##### Data for this task #####

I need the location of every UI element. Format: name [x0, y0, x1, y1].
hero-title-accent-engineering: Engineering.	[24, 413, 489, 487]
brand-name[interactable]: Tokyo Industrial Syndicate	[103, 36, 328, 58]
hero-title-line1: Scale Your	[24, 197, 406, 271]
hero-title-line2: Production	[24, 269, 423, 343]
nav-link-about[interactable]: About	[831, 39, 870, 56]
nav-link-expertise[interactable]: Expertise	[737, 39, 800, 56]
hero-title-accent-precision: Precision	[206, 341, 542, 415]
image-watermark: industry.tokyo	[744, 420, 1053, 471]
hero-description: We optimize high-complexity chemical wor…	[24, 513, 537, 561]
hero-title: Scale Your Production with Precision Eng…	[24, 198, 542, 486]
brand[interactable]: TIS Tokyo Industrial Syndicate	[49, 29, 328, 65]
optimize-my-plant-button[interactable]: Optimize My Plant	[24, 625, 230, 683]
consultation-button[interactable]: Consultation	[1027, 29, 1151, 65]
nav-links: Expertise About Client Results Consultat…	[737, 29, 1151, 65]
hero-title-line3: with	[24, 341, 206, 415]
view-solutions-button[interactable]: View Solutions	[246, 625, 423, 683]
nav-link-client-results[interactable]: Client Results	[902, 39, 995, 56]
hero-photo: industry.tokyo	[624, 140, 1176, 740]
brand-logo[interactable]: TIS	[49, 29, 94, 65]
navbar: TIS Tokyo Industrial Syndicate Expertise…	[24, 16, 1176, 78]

#####

> _Task objective_: Reproduce the lines of every row above with no changes.

> _Solution to this exercise_:
I need the location of every UI element. Format: name [x0, y0, x1, y1].
hero-title-accent-engineering: Engineering.	[24, 413, 489, 487]
brand-name[interactable]: Tokyo Industrial Syndicate	[103, 36, 328, 58]
hero-title-line1: Scale Your	[24, 197, 406, 271]
hero-title-line2: Production	[24, 269, 423, 343]
nav-link-about[interactable]: About	[831, 39, 870, 56]
nav-link-expertise[interactable]: Expertise	[737, 39, 800, 56]
hero-title-accent-precision: Precision	[206, 341, 542, 415]
image-watermark: industry.tokyo	[744, 420, 1053, 471]
hero-description: We optimize high-complexity chemical wor…	[24, 513, 537, 561]
hero-title: Scale Your Production with Precision Eng…	[24, 198, 542, 486]
brand[interactable]: TIS Tokyo Industrial Syndicate	[49, 29, 328, 65]
optimize-my-plant-button[interactable]: Optimize My Plant	[24, 625, 230, 683]
consultation-button[interactable]: Consultation	[1027, 29, 1151, 65]
nav-links: Expertise About Client Results Consultat…	[737, 29, 1151, 65]
hero-title-line3: with	[24, 341, 206, 415]
view-solutions-button[interactable]: View Solutions	[246, 625, 423, 683]
nav-link-client-results[interactable]: Client Results	[902, 39, 995, 56]
hero-photo: industry.tokyo	[624, 140, 1176, 740]
brand-logo[interactable]: TIS	[49, 29, 94, 65]
navbar: TIS Tokyo Industrial Syndicate Expertise…	[24, 16, 1176, 78]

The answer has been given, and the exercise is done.